[WHAT THE EXERCISE ASKS] Exactly the lines from the one containing "OCR this image." through the end of the data, and nothing more, should be retyped; pictures stay out.

[EXERCISE DATA]
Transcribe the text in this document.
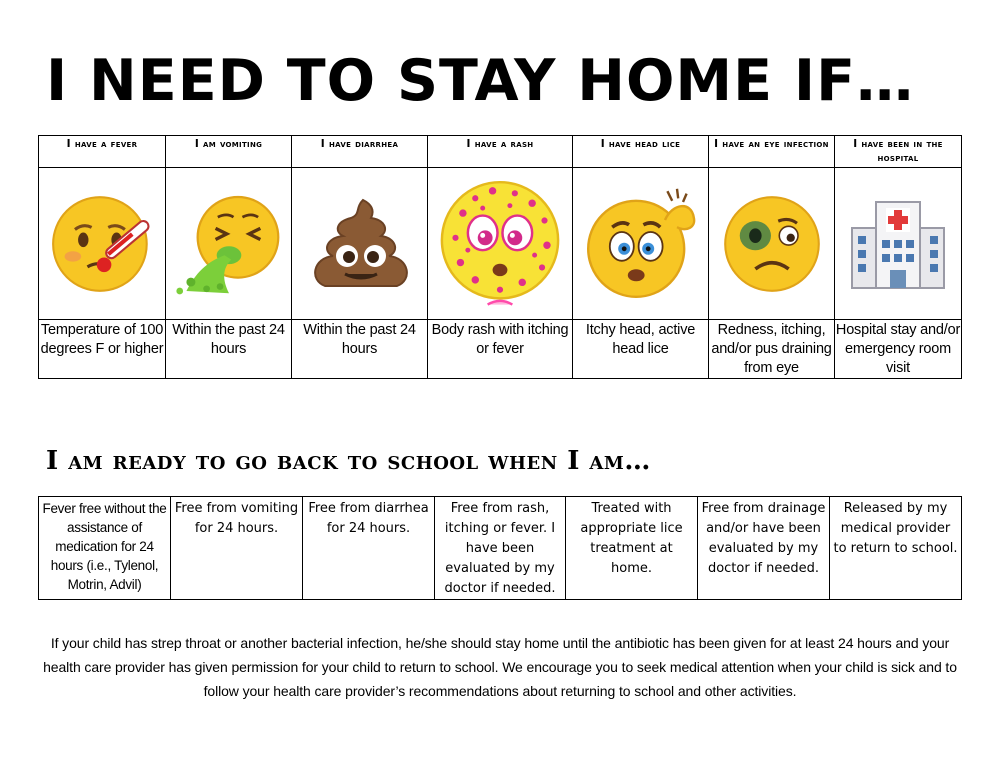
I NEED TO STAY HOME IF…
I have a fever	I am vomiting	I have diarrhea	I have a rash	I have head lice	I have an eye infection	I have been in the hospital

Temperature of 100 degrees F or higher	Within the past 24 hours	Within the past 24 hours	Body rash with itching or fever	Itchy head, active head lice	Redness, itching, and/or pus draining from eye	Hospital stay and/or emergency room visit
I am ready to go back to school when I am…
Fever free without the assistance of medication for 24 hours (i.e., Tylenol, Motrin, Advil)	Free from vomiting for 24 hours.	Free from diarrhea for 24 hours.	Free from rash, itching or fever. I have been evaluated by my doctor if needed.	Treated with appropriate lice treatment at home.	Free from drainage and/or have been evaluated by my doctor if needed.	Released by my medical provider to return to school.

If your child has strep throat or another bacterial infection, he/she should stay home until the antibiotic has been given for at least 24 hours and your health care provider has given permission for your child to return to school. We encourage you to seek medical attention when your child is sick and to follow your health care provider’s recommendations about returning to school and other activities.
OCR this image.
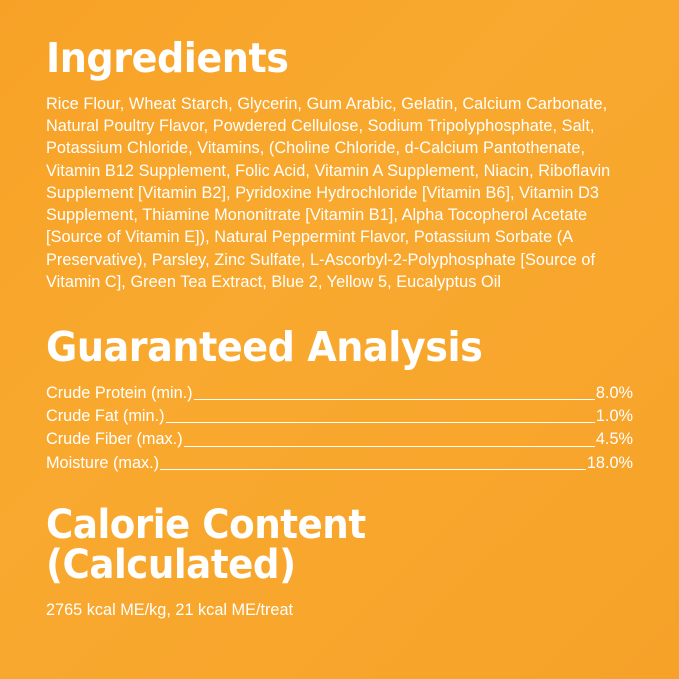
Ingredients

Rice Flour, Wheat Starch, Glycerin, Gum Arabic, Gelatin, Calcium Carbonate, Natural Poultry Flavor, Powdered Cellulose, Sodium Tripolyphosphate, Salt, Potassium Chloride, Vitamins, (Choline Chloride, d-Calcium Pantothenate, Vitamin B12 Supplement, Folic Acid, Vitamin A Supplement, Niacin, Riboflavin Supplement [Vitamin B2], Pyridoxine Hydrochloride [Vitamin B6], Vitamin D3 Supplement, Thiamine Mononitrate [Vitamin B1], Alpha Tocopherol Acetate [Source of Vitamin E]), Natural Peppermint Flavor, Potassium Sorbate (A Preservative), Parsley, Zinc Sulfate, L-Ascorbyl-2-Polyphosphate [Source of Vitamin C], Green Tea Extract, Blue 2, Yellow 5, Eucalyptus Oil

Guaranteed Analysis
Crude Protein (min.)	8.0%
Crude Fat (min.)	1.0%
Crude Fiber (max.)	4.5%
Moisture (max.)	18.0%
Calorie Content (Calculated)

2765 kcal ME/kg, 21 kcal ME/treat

[SOLUTION TO THIS PROBLEM]
OCR this image.
Ingredients

Rice Flour, Wheat Starch, Glycerin, Gum Arabic, Gelatin, Calcium Carbonate, Natural Poultry Flavor, Powdered Cellulose, Sodium Tripolyphosphate, Salt, Potassium Chloride, Vitamins, (Choline Chloride, d-Calcium Pantothenate, Vitamin B12 Supplement, Folic Acid, Vitamin A Supplement, Niacin, Riboflavin Supplement [Vitamin B2], Pyridoxine Hydrochloride [Vitamin B6], Vitamin D3 Supplement, Thiamine Mononitrate [Vitamin B1], Alpha Tocopherol Acetate [Source of Vitamin E]), Natural Peppermint Flavor, Potassium Sorbate (A Preservative), Parsley, Zinc Sulfate, L-Ascorbyl-2-Polyphosphate [Source of Vitamin C], Green Tea Extract, Blue 2, Yellow 5, Eucalyptus Oil

Guaranteed Analysis
Crude Protein (min.)	8.0%
Crude Fat (min.)	1.0%
Crude Fiber (max.)	4.5%
Moisture (max.)	18.0%
Calorie Content (Calculated)

2765 kcal ME/kg, 21 kcal ME/treat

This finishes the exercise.